-- EXERCISE INSTRUCTIONS --
Skip any picture you find and retype all the remaining lines exactly.

=======

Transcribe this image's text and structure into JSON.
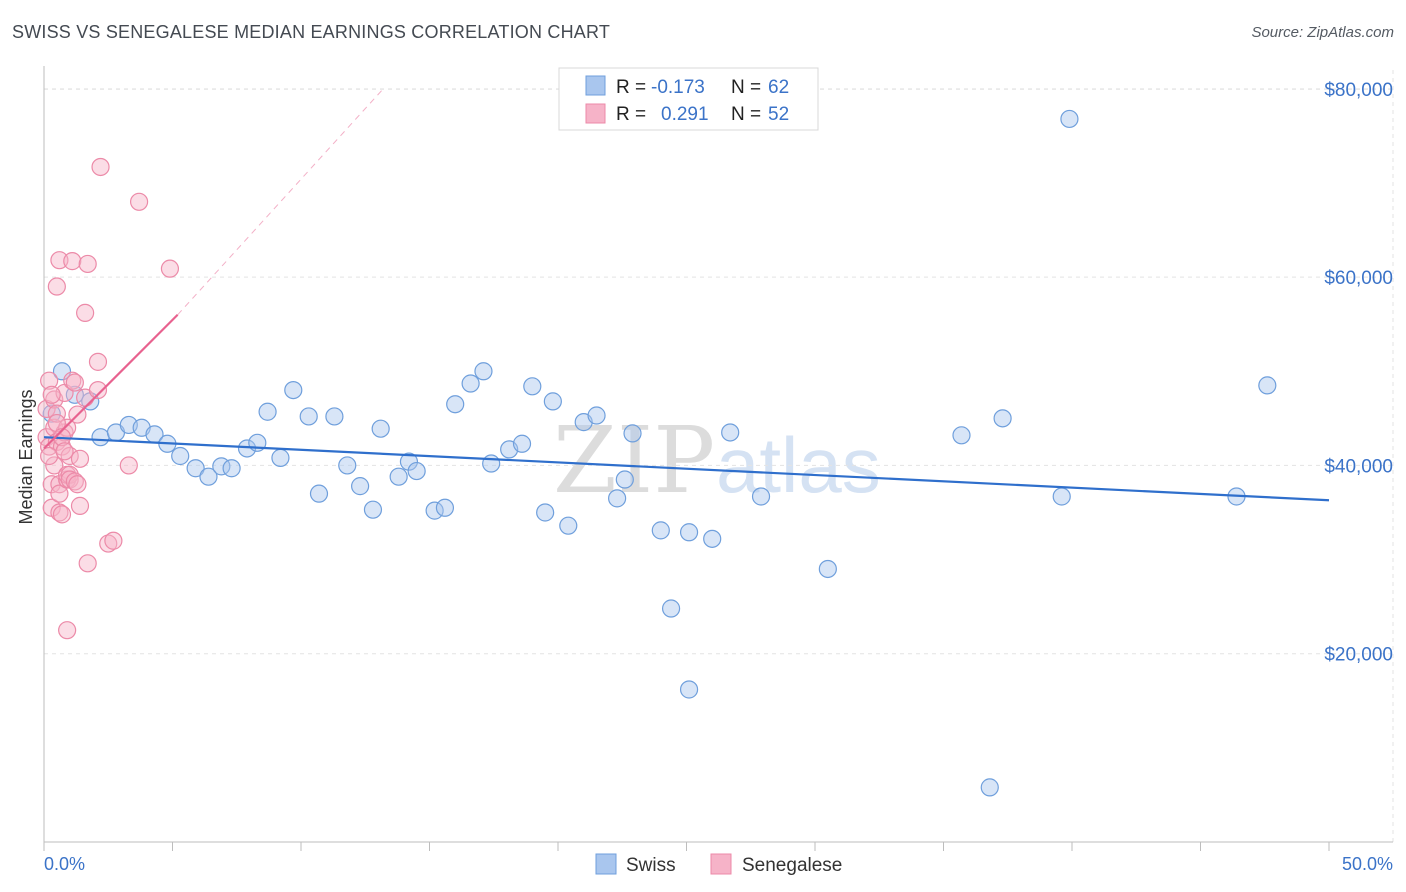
{
  "header": {
    "title": "SWISS VS SENEGALESE MEDIAN EARNINGS CORRELATION CHART",
    "source": "Source: ZipAtlas.com"
  },
  "watermark": {
    "zip": "ZIP",
    "atlas": "atlas"
  },
  "legend": {
    "rows": [
      {
        "r_label": "R =",
        "r_value": "-0.173",
        "n_label": "N =",
        "n_value": "62",
        "color": "#a9c6ee"
      },
      {
        "r_label": "R =",
        "r_value": "0.291",
        "n_label": "N =",
        "n_value": "52",
        "color": "#f6b3c8"
      }
    ]
  },
  "bottom_legend": [
    {
      "label": "Swiss",
      "color": "#a9c6ee"
    },
    {
      "label": "Senegalese",
      "color": "#f6b3c8"
    }
  ],
  "chart_data": {
    "type": "scatter",
    "title": "SWISS VS SENEGALESE MEDIAN EARNINGS CORRELATION CHART",
    "xlabel": "",
    "ylabel": "Median Earnings",
    "xlim": [
      0,
      50
    ],
    "ylim": [
      0,
      82000
    ],
    "x_tick_labels": [
      "0.0%",
      "50.0%"
    ],
    "y_ticks": [
      {
        "value": 20000,
        "label": "$20,000"
      },
      {
        "value": 40000,
        "label": "$40,000"
      },
      {
        "value": 60000,
        "label": "$60,000"
      },
      {
        "value": 80000,
        "label": "$80,000"
      }
    ],
    "grid": true,
    "legend_position": "top-center",
    "series": [
      {
        "name": "Swiss",
        "color": "#a9c6ee",
        "stroke": "#6f9fdc",
        "trend": {
          "x": [
            0,
            50
          ],
          "y": [
            43000,
            36300
          ],
          "color": "#2f6fcc"
        },
        "points": [
          [
            0.3,
            45500
          ],
          [
            0.7,
            50000
          ],
          [
            1.2,
            47500
          ],
          [
            1.8,
            46800
          ],
          [
            2.2,
            43000
          ],
          [
            2.8,
            43500
          ],
          [
            3.3,
            44300
          ],
          [
            3.8,
            44000
          ],
          [
            4.3,
            43300
          ],
          [
            4.8,
            42300
          ],
          [
            5.3,
            41000
          ],
          [
            5.9,
            39700
          ],
          [
            6.4,
            38800
          ],
          [
            6.9,
            39900
          ],
          [
            7.3,
            39700
          ],
          [
            7.9,
            41800
          ],
          [
            8.3,
            42400
          ],
          [
            8.7,
            45700
          ],
          [
            9.2,
            40800
          ],
          [
            9.7,
            48000
          ],
          [
            10.3,
            45200
          ],
          [
            10.7,
            37000
          ],
          [
            11.3,
            45200
          ],
          [
            11.8,
            40000
          ],
          [
            12.3,
            37800
          ],
          [
            12.8,
            35300
          ],
          [
            13.1,
            43900
          ],
          [
            13.8,
            38800
          ],
          [
            14.2,
            40400
          ],
          [
            14.5,
            39400
          ],
          [
            15.2,
            35200
          ],
          [
            15.6,
            35500
          ],
          [
            16.0,
            46500
          ],
          [
            16.6,
            48700
          ],
          [
            17.1,
            50000
          ],
          [
            17.4,
            40200
          ],
          [
            18.1,
            41700
          ],
          [
            18.6,
            42300
          ],
          [
            19.0,
            48400
          ],
          [
            19.5,
            35000
          ],
          [
            19.8,
            46800
          ],
          [
            20.4,
            33600
          ],
          [
            21.0,
            44600
          ],
          [
            21.5,
            45300
          ],
          [
            22.3,
            36500
          ],
          [
            22.6,
            38500
          ],
          [
            22.9,
            43400
          ],
          [
            24.0,
            33100
          ],
          [
            24.4,
            24800
          ],
          [
            25.1,
            32900
          ],
          [
            25.1,
            16200
          ],
          [
            26.0,
            32200
          ],
          [
            26.7,
            43500
          ],
          [
            27.9,
            36700
          ],
          [
            30.5,
            29000
          ],
          [
            35.7,
            43200
          ],
          [
            36.8,
            5800
          ],
          [
            37.3,
            45000
          ],
          [
            39.6,
            36700
          ],
          [
            39.9,
            76800
          ],
          [
            46.4,
            36700
          ],
          [
            47.6,
            48500
          ]
        ]
      },
      {
        "name": "Senegalese",
        "color": "#f6b3c8",
        "stroke": "#ec8aa8",
        "trend": {
          "x": [
            0,
            5.2
          ],
          "y": [
            41800,
            56000
          ],
          "color": "#e8628f",
          "dashed_to": [
            13.2,
            80000
          ]
        },
        "points": [
          [
            0.1,
            43000
          ],
          [
            0.1,
            46000
          ],
          [
            0.2,
            49000
          ],
          [
            0.2,
            42000
          ],
          [
            0.3,
            38000
          ],
          [
            0.3,
            35500
          ],
          [
            0.4,
            40000
          ],
          [
            0.4,
            44000
          ],
          [
            0.4,
            47000
          ],
          [
            0.5,
            45500
          ],
          [
            0.5,
            42500
          ],
          [
            0.5,
            59000
          ],
          [
            0.6,
            38000
          ],
          [
            0.6,
            37000
          ],
          [
            0.6,
            35000
          ],
          [
            0.6,
            61800
          ],
          [
            0.7,
            34800
          ],
          [
            0.7,
            42000
          ],
          [
            0.8,
            43500
          ],
          [
            0.8,
            47700
          ],
          [
            0.9,
            44000
          ],
          [
            0.9,
            38500
          ],
          [
            0.9,
            39000
          ],
          [
            0.9,
            22500
          ],
          [
            1.0,
            39000
          ],
          [
            1.0,
            38500
          ],
          [
            1.0,
            41000
          ],
          [
            1.1,
            49000
          ],
          [
            1.1,
            61700
          ],
          [
            1.2,
            48800
          ],
          [
            1.2,
            38300
          ],
          [
            1.3,
            45400
          ],
          [
            1.3,
            38000
          ],
          [
            1.4,
            40700
          ],
          [
            1.4,
            35700
          ],
          [
            1.6,
            47200
          ],
          [
            1.6,
            56200
          ],
          [
            1.7,
            61400
          ],
          [
            1.7,
            29600
          ],
          [
            2.1,
            51000
          ],
          [
            2.1,
            48000
          ],
          [
            2.2,
            71700
          ],
          [
            2.5,
            31700
          ],
          [
            2.7,
            32000
          ],
          [
            3.3,
            40000
          ],
          [
            3.7,
            68000
          ],
          [
            4.9,
            60900
          ],
          [
            0.2,
            41000
          ],
          [
            0.3,
            47500
          ],
          [
            0.5,
            44500
          ],
          [
            0.7,
            43000
          ],
          [
            0.8,
            41500
          ]
        ]
      }
    ]
  }
}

=======

-- ANSWER IN FULL --
Transcribe this image's text and structure into JSON.
{
  "header": {
    "title": "SWISS VS SENEGALESE MEDIAN EARNINGS CORRELATION CHART",
    "source": "Source: ZipAtlas.com"
  },
  "watermark": {
    "zip": "ZIP",
    "atlas": "atlas"
  },
  "legend": {
    "rows": [
      {
        "r_label": "R =",
        "r_value": "-0.173",
        "n_label": "N =",
        "n_value": "62",
        "color": "#a9c6ee"
      },
      {
        "r_label": "R =",
        "r_value": "0.291",
        "n_label": "N =",
        "n_value": "52",
        "color": "#f6b3c8"
      }
    ]
  },
  "bottom_legend": [
    {
      "label": "Swiss",
      "color": "#a9c6ee"
    },
    {
      "label": "Senegalese",
      "color": "#f6b3c8"
    }
  ],
  "chart_data": {
    "type": "scatter",
    "title": "SWISS VS SENEGALESE MEDIAN EARNINGS CORRELATION CHART",
    "xlabel": "",
    "ylabel": "Median Earnings",
    "xlim": [
      0,
      50
    ],
    "ylim": [
      0,
      82000
    ],
    "x_tick_labels": [
      "0.0%",
      "50.0%"
    ],
    "y_ticks": [
      {
        "value": 20000,
        "label": "$20,000"
      },
      {
        "value": 40000,
        "label": "$40,000"
      },
      {
        "value": 60000,
        "label": "$60,000"
      },
      {
        "value": 80000,
        "label": "$80,000"
      }
    ],
    "grid": true,
    "legend_position": "top-center",
    "series": [
      {
        "name": "Swiss",
        "color": "#a9c6ee",
        "stroke": "#6f9fdc",
        "trend": {
          "x": [
            0,
            50
          ],
          "y": [
            43000,
            36300
          ],
          "color": "#2f6fcc"
        },
        "points": [
          [
            0.3,
            45500
          ],
          [
            0.7,
            50000
          ],
          [
            1.2,
            47500
          ],
          [
            1.8,
            46800
          ],
          [
            2.2,
            43000
          ],
          [
            2.8,
            43500
          ],
          [
            3.3,
            44300
          ],
          [
            3.8,
            44000
          ],
          [
            4.3,
            43300
          ],
          [
            4.8,
            42300
          ],
          [
            5.3,
            41000
          ],
          [
            5.9,
            39700
          ],
          [
            6.4,
            38800
          ],
          [
            6.9,
            39900
          ],
          [
            7.3,
            39700
          ],
          [
            7.9,
            41800
          ],
          [
            8.3,
            42400
          ],
          [
            8.7,
            45700
          ],
          [
            9.2,
            40800
          ],
          [
            9.7,
            48000
          ],
          [
            10.3,
            45200
          ],
          [
            10.7,
            37000
          ],
          [
            11.3,
            45200
          ],
          [
            11.8,
            40000
          ],
          [
            12.3,
            37800
          ],
          [
            12.8,
            35300
          ],
          [
            13.1,
            43900
          ],
          [
            13.8,
            38800
          ],
          [
            14.2,
            40400
          ],
          [
            14.5,
            39400
          ],
          [
            15.2,
            35200
          ],
          [
            15.6,
            35500
          ],
          [
            16.0,
            46500
          ],
          [
            16.6,
            48700
          ],
          [
            17.1,
            50000
          ],
          [
            17.4,
            40200
          ],
          [
            18.1,
            41700
          ],
          [
            18.6,
            42300
          ],
          [
            19.0,
            48400
          ],
          [
            19.5,
            35000
          ],
          [
            19.8,
            46800
          ],
          [
            20.4,
            33600
          ],
          [
            21.0,
            44600
          ],
          [
            21.5,
            45300
          ],
          [
            22.3,
            36500
          ],
          [
            22.6,
            38500
          ],
          [
            22.9,
            43400
          ],
          [
            24.0,
            33100
          ],
          [
            24.4,
            24800
          ],
          [
            25.1,
            32900
          ],
          [
            25.1,
            16200
          ],
          [
            26.0,
            32200
          ],
          [
            26.7,
            43500
          ],
          [
            27.9,
            36700
          ],
          [
            30.5,
            29000
          ],
          [
            35.7,
            43200
          ],
          [
            36.8,
            5800
          ],
          [
            37.3,
            45000
          ],
          [
            39.6,
            36700
          ],
          [
            39.9,
            76800
          ],
          [
            46.4,
            36700
          ],
          [
            47.6,
            48500
          ]
        ]
      },
      {
        "name": "Senegalese",
        "color": "#f6b3c8",
        "stroke": "#ec8aa8",
        "trend": {
          "x": [
            0,
            5.2
          ],
          "y": [
            41800,
            56000
          ],
          "color": "#e8628f",
          "dashed_to": [
            13.2,
            80000
          ]
        },
        "points": [
          [
            0.1,
            43000
          ],
          [
            0.1,
            46000
          ],
          [
            0.2,
            49000
          ],
          [
            0.2,
            42000
          ],
          [
            0.3,
            38000
          ],
          [
            0.3,
            35500
          ],
          [
            0.4,
            40000
          ],
          [
            0.4,
            44000
          ],
          [
            0.4,
            47000
          ],
          [
            0.5,
            45500
          ],
          [
            0.5,
            42500
          ],
          [
            0.5,
            59000
          ],
          [
            0.6,
            38000
          ],
          [
            0.6,
            37000
          ],
          [
            0.6,
            35000
          ],
          [
            0.6,
            61800
          ],
          [
            0.7,
            34800
          ],
          [
            0.7,
            42000
          ],
          [
            0.8,
            43500
          ],
          [
            0.8,
            47700
          ],
          [
            0.9,
            44000
          ],
          [
            0.9,
            38500
          ],
          [
            0.9,
            39000
          ],
          [
            0.9,
            22500
          ],
          [
            1.0,
            39000
          ],
          [
            1.0,
            38500
          ],
          [
            1.0,
            41000
          ],
          [
            1.1,
            49000
          ],
          [
            1.1,
            61700
          ],
          [
            1.2,
            48800
          ],
          [
            1.2,
            38300
          ],
          [
            1.3,
            45400
          ],
          [
            1.3,
            38000
          ],
          [
            1.4,
            40700
          ],
          [
            1.4,
            35700
          ],
          [
            1.6,
            47200
          ],
          [
            1.6,
            56200
          ],
          [
            1.7,
            61400
          ],
          [
            1.7,
            29600
          ],
          [
            2.1,
            51000
          ],
          [
            2.1,
            48000
          ],
          [
            2.2,
            71700
          ],
          [
            2.5,
            31700
          ],
          [
            2.7,
            32000
          ],
          [
            3.3,
            40000
          ],
          [
            3.7,
            68000
          ],
          [
            4.9,
            60900
          ],
          [
            0.2,
            41000
          ],
          [
            0.3,
            47500
          ],
          [
            0.5,
            44500
          ],
          [
            0.7,
            43000
          ],
          [
            0.8,
            41500
          ]
        ]
      }
    ]
  }
}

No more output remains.